COMPLETE THE FOLLOWING:
a) Summarize the SpaceNet data-access page in two sentences.
b) Copy out the SpaceNet data-access page between "# 1. [Accessing" and "GeoJSON building footprints...", inclusive.

-- Start of PAGE TEXT --

# 0. [Dependencies](https://spacenetchallenge.github.io/#Dependencies)
> The [AWS Command Line Interface (CLI)](https://aws.amazon.com/cli/) must be installed with an active AWS account. Configure the AWS CLI using ‘aws configure’

# 1. [Accessing the SpaceNet Data on AWS](https://aws.amazon.com/public-datasets/spacenet/#Accessing_the_SpaceNet_Data_on_AWS)
> The SpaceNet dataset is being released in several Areas of Interest. All AOIs will follow a similar directory structure and data format. The imagery is GeoTIFF satellite imagery and corresponding GeoJSON building footprints...

> For more detailed information on how to access specific files within the dataset, see [here](https://github.com/SpaceNetChallenge/utilities/tree/master/content/download_instructions).

> _The spacenet-dataset S3 bucket is provided as a Requester Pays bucket, see [here](https://docs.aws.amazon.com/AmazonS3/latest/dev/RequesterPaysBuckets.html) for more information._

# 2. Downloading Rio raster and vector data with [Boto](https://boto3.readthedocs.io/en/latest/index.html)
Since the bucket is Request Pays, we cannot successfully curl images. Instead, Boto, the AWS SDK for Python, provides an interface to download files from Request Pays buckets. The [S3Transfer](https://boto3.readthedocs.io/en/latest/reference/customizations/s3.html#boto3.s3.transfer.S3Transfer) class has a download method that can take in a 'RequestPayer' argument.

### Setting up paths for download

In [1]:
import os
bucket = "spacenet-dataset"

aoi_path = "AOI_1_Rio"
aoi_data_path = os.path.join(aoi_path, "srcData")

-- End of PAGE TEXT --
-- Start of RAW RECORDS --

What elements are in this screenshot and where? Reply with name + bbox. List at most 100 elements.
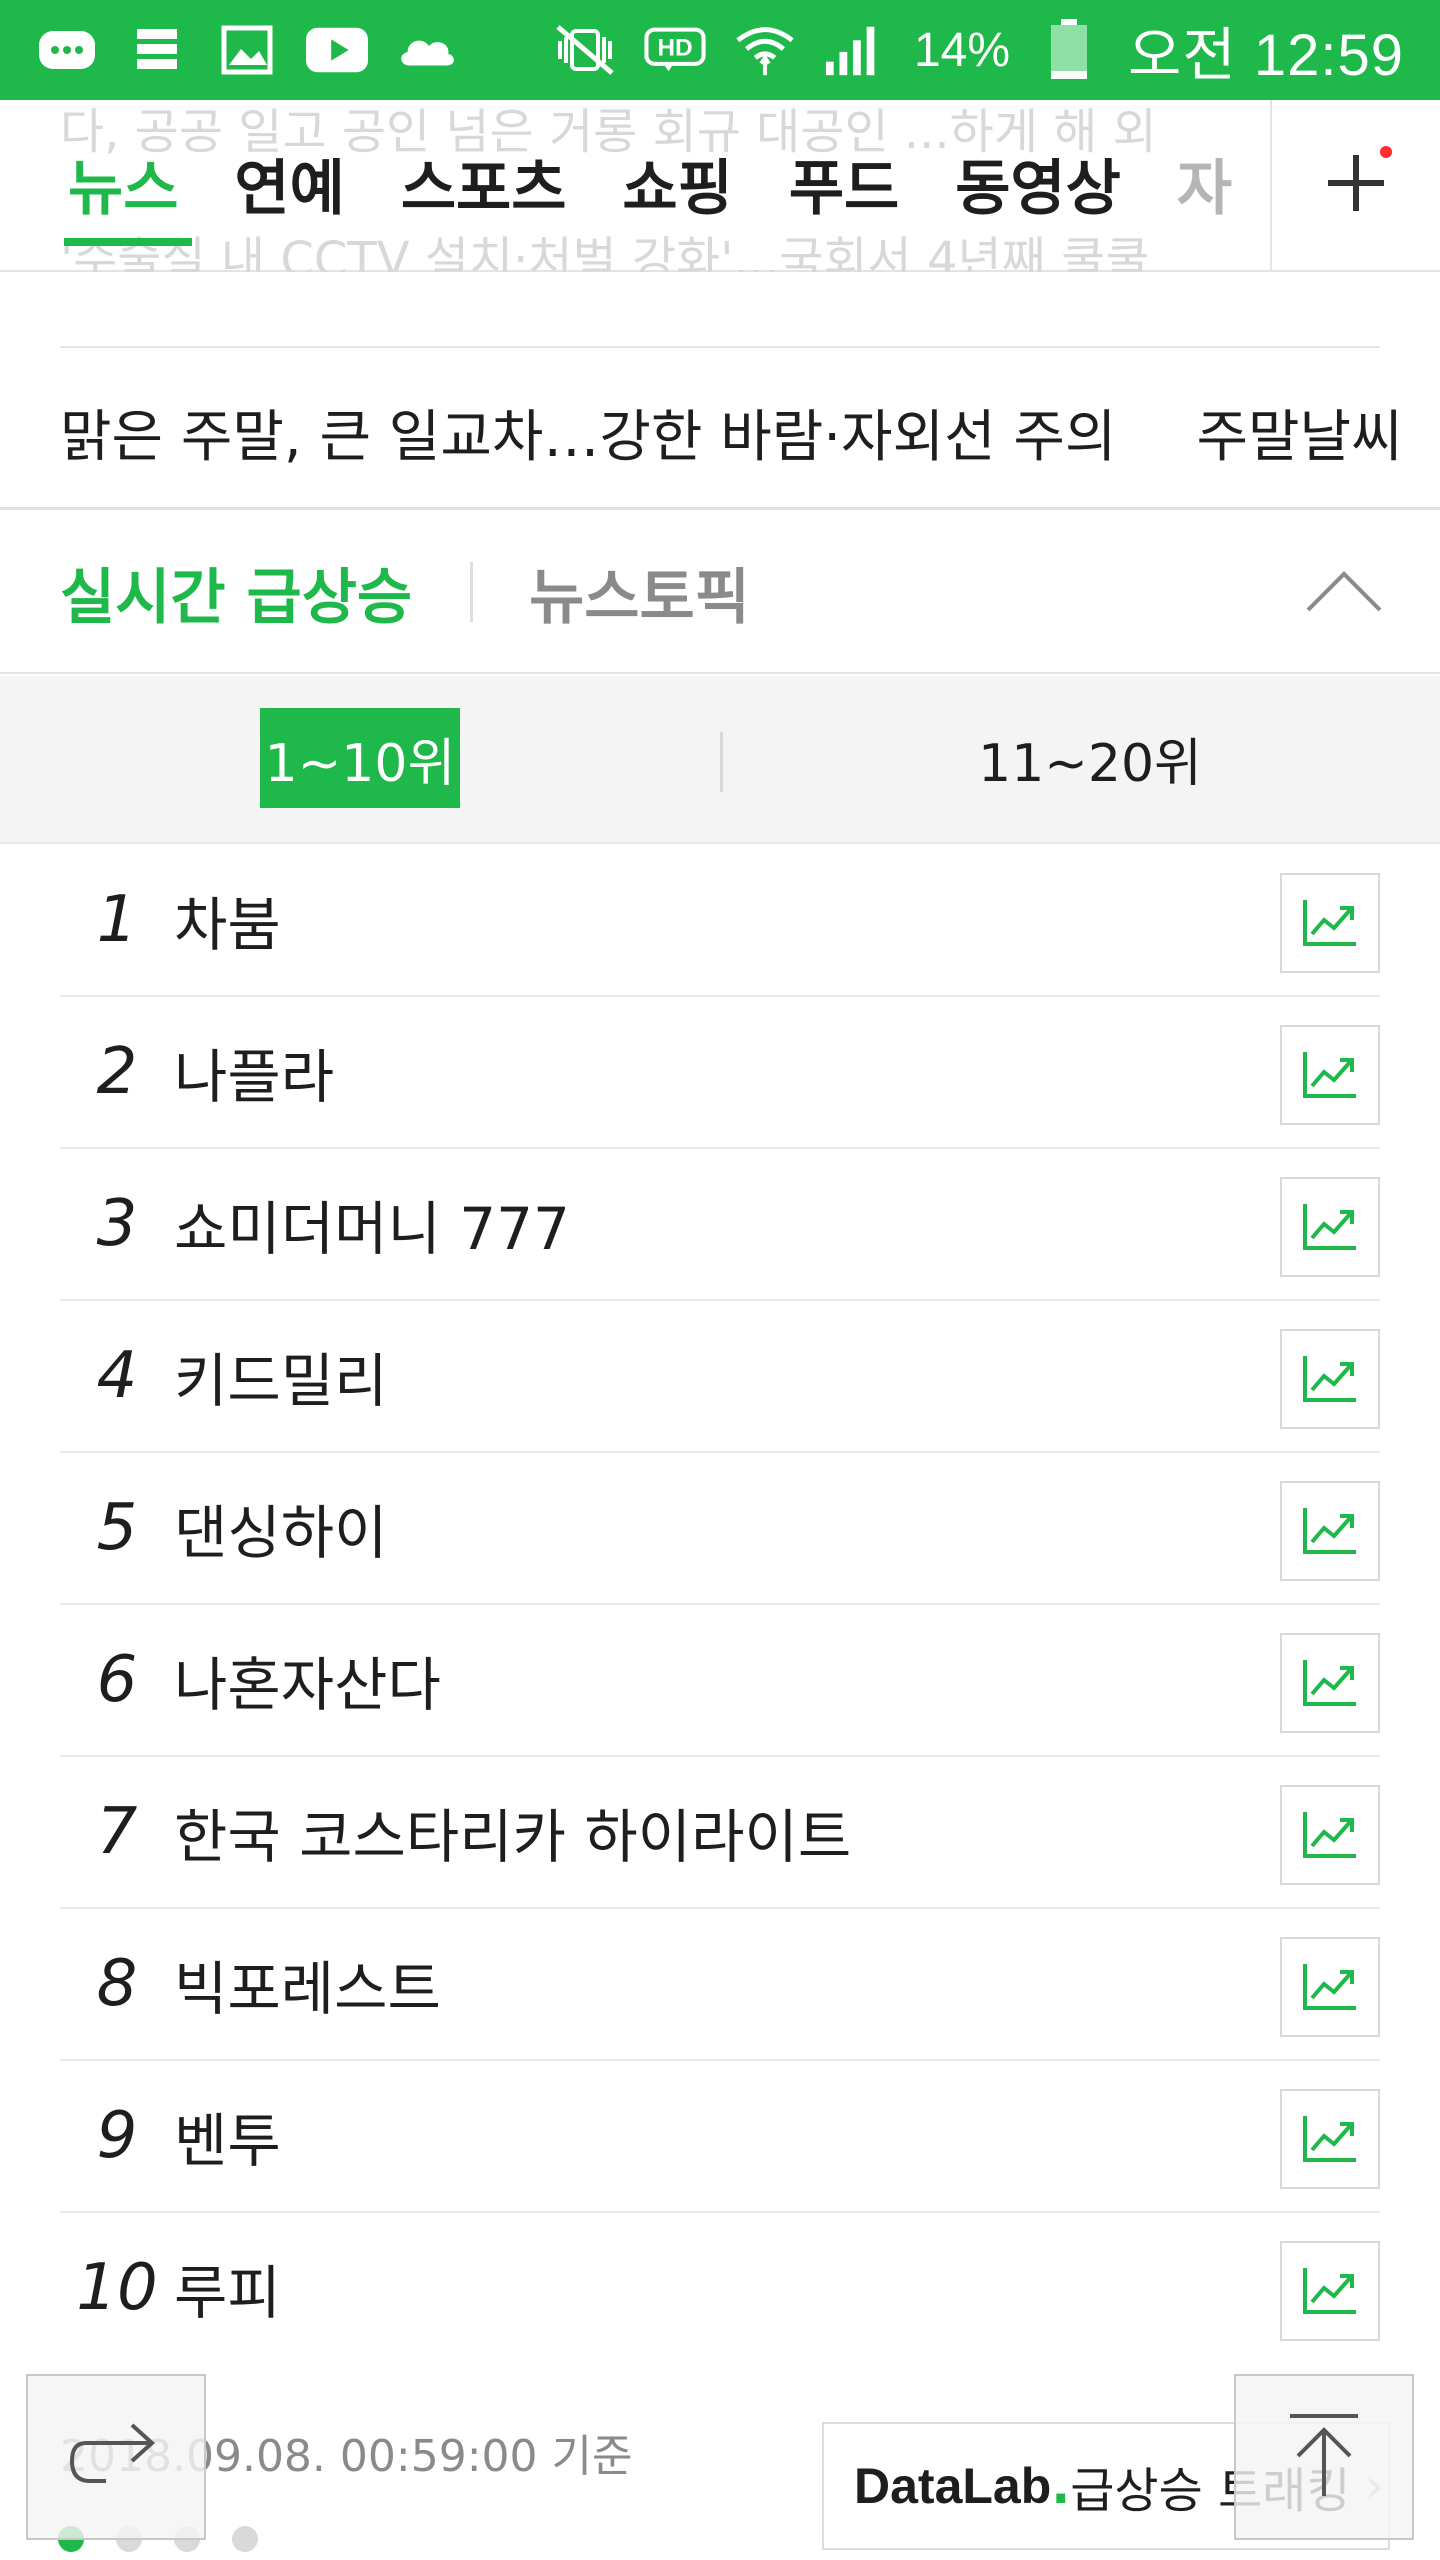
list-item[interactable]: 3 쇼미더머니 777	[60, 1149, 1380, 1301]
rank-number: 4	[96, 1339, 138, 1413]
rank-range-tabs: 1~10위 11~20위	[0, 676, 1440, 844]
list-item[interactable]: 2 나플라	[60, 997, 1380, 1149]
trend-chart-button[interactable]	[1280, 1937, 1380, 2037]
trend-chart-icon	[1303, 2268, 1356, 2314]
trend-chart-button[interactable]	[1280, 1329, 1380, 1429]
rank-number: 3	[96, 1187, 138, 1261]
svg-text:HD: HD	[657, 35, 692, 62]
rank-number: 6	[96, 1643, 138, 1717]
trend-chart-button[interactable]	[1280, 1025, 1380, 1125]
stack-icon	[126, 23, 188, 77]
cloud-icon	[396, 23, 458, 77]
wifi-icon	[734, 23, 796, 77]
headline-section: 맑은 주말, 큰 일교차…강한 바람·자외선 주의 주말날씨	[0, 272, 1440, 510]
headline-text[interactable]: 맑은 주말, 큰 일교차…강한 바람·자외선 주의	[60, 392, 1116, 473]
hd-icon: HD	[644, 23, 706, 77]
category-nav: 다, 공공 일고 공인 넘은 거롱 회규 대공인 ...하게 해 외 '수술실 …	[0, 100, 1440, 288]
divider	[470, 562, 474, 622]
datalab-dot: .	[1051, 2457, 1071, 2515]
divider	[720, 732, 723, 792]
rank-number: 5	[96, 1491, 138, 1565]
status-bar-system: HD 14% 오전 12:59	[554, 8, 1404, 92]
list-item[interactable]: 8 빅포레스트	[60, 1909, 1380, 2061]
trend-chart-button[interactable]	[1280, 1785, 1380, 1885]
battery-percent: 14%	[913, 23, 1011, 77]
share-arrow-icon	[66, 2415, 166, 2499]
list-item[interactable]: 10 루피	[60, 2213, 1380, 2365]
list-item[interactable]: 7 한국 코스타리카 하이라이트	[60, 1757, 1380, 1909]
tab-entertainment[interactable]: 연예	[206, 140, 372, 250]
tab-shopping[interactable]: 쇼핑	[594, 140, 760, 250]
category-tabs: 뉴스 연예 스포츠 쇼핑 푸드 동영상 자	[40, 140, 1260, 250]
realtime-header: 실시간 급상승 뉴스토픽	[0, 512, 1440, 674]
rank-keyword[interactable]: 루피	[174, 2246, 281, 2330]
page-dot[interactable]	[232, 2526, 258, 2552]
rank-keyword[interactable]: 차붐	[174, 878, 281, 962]
list-item[interactable]: 4 키드밀리	[60, 1301, 1380, 1453]
share-button[interactable]	[26, 2374, 206, 2540]
trend-chart-button[interactable]	[1280, 2089, 1380, 2189]
tab-news-topic[interactable]: 뉴스토픽	[529, 549, 750, 636]
tab-sports[interactable]: 스포츠	[373, 140, 595, 250]
trend-chart-icon	[1303, 1964, 1356, 2010]
trend-chart-icon	[1303, 2116, 1356, 2162]
trend-chart-icon	[1303, 1356, 1356, 1402]
tab-car[interactable]: 자	[1149, 140, 1260, 250]
trend-chart-button[interactable]	[1280, 1177, 1380, 1277]
trend-chart-icon	[1303, 1052, 1356, 1098]
rank-number: 2	[96, 1035, 138, 1109]
trend-chart-icon	[1303, 1812, 1356, 1858]
tab-realtime-rising[interactable]: 실시간 급상승	[60, 549, 412, 636]
mute-vibrate-icon	[554, 23, 616, 77]
tab-food[interactable]: 푸드	[761, 140, 927, 250]
rank-keyword[interactable]: 빅포레스트	[174, 1942, 441, 2026]
headline-item[interactable]: 맑은 주말, 큰 일교차…강한 바람·자외선 주의 주말날씨	[60, 382, 1403, 482]
plus-icon	[1324, 151, 1388, 219]
rank-keyword[interactable]: 한국 코스타리카 하이라이트	[174, 1790, 851, 1874]
clock: 오전 12:59	[1128, 23, 1404, 88]
chat-icon	[36, 23, 98, 77]
arrow-up-icon	[1284, 2410, 1364, 2504]
trend-chart-button[interactable]	[1280, 1481, 1380, 1581]
rank-number: 7	[96, 1795, 138, 1869]
youtube-icon	[306, 23, 368, 77]
rank-number: 8	[96, 1947, 138, 2021]
rank-number: 10	[76, 2251, 158, 2325]
list-item[interactable]: 6 나혼자산다	[60, 1605, 1380, 1757]
status-bar: HD 14% 오전 12:59	[0, 0, 1440, 100]
rank-keyword[interactable]: 댄싱하이	[174, 1486, 387, 1570]
list-item[interactable]: 9 벤투	[60, 2061, 1380, 2213]
trend-chart-icon	[1303, 1508, 1356, 1554]
add-category-button[interactable]	[1270, 100, 1440, 270]
battery-icon	[1038, 19, 1100, 79]
footer: 2018.09.08. 00:59:00 기준 DataLab . 급상승 트래…	[0, 2362, 1440, 2560]
trend-chart-button[interactable]	[1280, 1633, 1380, 1733]
tab-news[interactable]: 뉴스	[40, 140, 206, 250]
collapse-chevron-up-icon[interactable]	[1304, 562, 1384, 622]
tab-rank-1-10[interactable]: 1~10위	[260, 708, 460, 808]
rank-number: 9	[96, 2099, 138, 2173]
rank-keyword[interactable]: 키드밀리	[174, 1334, 387, 1418]
rank-keyword[interactable]: 쇼미더머니 777	[174, 1182, 570, 1266]
scroll-to-top-button[interactable]	[1234, 2374, 1414, 2540]
divider	[60, 346, 1380, 348]
trend-chart-icon	[1303, 1660, 1356, 1706]
list-item[interactable]: 5 댄싱하이	[60, 1453, 1380, 1605]
ranking-list: 1 차붐 2 나플라 3 쇼미더머니 777 4 키드밀리 5 댄싱하이 6 나…	[0, 845, 1440, 2365]
headline-tag[interactable]: 주말날씨	[1196, 392, 1402, 473]
trend-chart-icon	[1303, 1204, 1356, 1250]
tab-video[interactable]: 동영상	[927, 140, 1149, 250]
rank-number: 1	[96, 883, 138, 957]
status-bar-notifications	[36, 23, 458, 77]
list-item[interactable]: 1 차붐	[60, 845, 1380, 997]
tab-rank-11-20[interactable]: 11~20위	[900, 708, 1280, 808]
trend-chart-button[interactable]	[1280, 873, 1380, 973]
trend-chart-icon	[1303, 900, 1356, 946]
trend-chart-button[interactable]	[1280, 2241, 1380, 2341]
rank-keyword[interactable]: 나혼자산다	[174, 1638, 441, 1722]
new-badge-dot	[1380, 146, 1392, 158]
rank-keyword[interactable]: 나플라	[174, 1030, 334, 1114]
signal-icon	[824, 23, 886, 77]
datalab-brand: DataLab	[854, 2458, 1052, 2514]
rank-keyword[interactable]: 벤투	[174, 2094, 281, 2178]
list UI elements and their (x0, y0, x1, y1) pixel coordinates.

-- End of RAW RECORDS --

ANSWERS BELOW:
a) Using the SpaceNet dataset on AWS requires the AWS Command Line Interface, installed with an active AWS account. The dataset is released in several Areas of Interest and consists of GeoTIFF satellite imagery with corresponding GeoJSON building footprints; because its S3 bucket is Requester Pays, the images cannot be fetched with curl, so Boto's S3Transfer class, whose download method can take a 'RequestPayer' argument, is used instead.

b)
# 1. [Accessing the SpaceNet Data on AWS](https://aws.amazon.com/public-datasets/spacenet/#Accessing_the_SpaceNet_Data_on_AWS)
> The SpaceNet dataset is being released in several Areas of Interest. All AOIs will follow a similar directory structure and data format. The imagery is GeoTIFF satellite imagery and corresponding GeoJSON building footprints...